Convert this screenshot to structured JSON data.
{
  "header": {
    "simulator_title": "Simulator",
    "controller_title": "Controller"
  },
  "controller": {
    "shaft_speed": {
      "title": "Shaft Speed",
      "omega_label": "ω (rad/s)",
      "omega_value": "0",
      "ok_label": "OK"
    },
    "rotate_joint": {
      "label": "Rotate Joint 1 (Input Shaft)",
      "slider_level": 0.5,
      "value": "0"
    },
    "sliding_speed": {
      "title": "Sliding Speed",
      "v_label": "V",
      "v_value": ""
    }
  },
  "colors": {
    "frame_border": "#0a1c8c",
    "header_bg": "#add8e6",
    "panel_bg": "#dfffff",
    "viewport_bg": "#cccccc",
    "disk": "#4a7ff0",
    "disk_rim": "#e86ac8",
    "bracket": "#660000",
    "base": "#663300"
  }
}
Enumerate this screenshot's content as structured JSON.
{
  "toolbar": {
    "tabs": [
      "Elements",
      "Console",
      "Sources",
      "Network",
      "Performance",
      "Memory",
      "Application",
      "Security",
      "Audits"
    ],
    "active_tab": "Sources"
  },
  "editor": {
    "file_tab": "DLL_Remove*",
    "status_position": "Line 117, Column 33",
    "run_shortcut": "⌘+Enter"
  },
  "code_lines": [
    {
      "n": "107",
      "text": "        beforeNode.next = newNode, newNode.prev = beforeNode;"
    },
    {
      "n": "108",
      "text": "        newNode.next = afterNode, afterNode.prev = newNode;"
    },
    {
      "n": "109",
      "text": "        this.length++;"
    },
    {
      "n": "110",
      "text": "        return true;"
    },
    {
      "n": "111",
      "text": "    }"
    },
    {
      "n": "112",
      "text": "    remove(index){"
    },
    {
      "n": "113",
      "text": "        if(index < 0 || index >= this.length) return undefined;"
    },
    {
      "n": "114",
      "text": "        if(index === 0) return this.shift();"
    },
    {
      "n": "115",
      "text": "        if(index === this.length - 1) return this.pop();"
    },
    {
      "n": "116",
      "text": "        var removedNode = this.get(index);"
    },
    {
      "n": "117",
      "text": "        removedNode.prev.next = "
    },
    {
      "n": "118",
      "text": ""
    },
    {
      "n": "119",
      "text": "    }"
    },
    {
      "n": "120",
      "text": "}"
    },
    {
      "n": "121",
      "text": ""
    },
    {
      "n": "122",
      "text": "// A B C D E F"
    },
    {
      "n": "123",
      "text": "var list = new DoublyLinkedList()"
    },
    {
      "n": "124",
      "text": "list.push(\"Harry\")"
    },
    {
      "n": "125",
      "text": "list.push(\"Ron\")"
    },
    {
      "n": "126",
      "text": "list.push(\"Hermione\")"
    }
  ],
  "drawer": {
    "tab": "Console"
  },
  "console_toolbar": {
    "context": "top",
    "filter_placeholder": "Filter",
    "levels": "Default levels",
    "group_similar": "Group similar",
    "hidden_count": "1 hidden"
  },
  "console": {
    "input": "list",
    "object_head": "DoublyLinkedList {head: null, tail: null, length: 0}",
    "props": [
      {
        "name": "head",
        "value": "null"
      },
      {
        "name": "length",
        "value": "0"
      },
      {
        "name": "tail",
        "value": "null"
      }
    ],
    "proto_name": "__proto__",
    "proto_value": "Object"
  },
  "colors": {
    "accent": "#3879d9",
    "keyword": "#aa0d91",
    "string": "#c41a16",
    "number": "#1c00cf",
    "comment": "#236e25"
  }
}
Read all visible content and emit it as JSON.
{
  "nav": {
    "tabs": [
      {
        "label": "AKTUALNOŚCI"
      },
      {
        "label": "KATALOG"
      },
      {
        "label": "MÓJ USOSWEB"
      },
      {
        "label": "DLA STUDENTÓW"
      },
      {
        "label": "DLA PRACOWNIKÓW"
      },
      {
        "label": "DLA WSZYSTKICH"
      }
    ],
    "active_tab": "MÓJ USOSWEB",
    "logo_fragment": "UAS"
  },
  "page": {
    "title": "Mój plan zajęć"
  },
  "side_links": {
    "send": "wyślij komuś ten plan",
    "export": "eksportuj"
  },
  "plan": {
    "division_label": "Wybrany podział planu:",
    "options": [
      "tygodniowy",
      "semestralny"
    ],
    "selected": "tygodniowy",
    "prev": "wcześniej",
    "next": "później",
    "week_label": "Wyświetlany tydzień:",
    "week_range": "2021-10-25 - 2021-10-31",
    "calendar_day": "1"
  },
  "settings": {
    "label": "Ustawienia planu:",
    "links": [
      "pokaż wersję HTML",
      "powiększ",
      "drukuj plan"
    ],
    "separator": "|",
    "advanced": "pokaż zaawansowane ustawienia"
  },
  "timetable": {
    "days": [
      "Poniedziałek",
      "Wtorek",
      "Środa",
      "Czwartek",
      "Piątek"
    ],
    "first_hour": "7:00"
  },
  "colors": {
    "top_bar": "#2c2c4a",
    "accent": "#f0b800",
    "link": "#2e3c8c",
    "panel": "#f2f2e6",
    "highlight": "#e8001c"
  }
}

Work required >> Pick out all lines containing the string "planu".

Result for this exercise >>
    "division_label": "Wybrany podział planu:",
    "label": "Ustawienia planu:",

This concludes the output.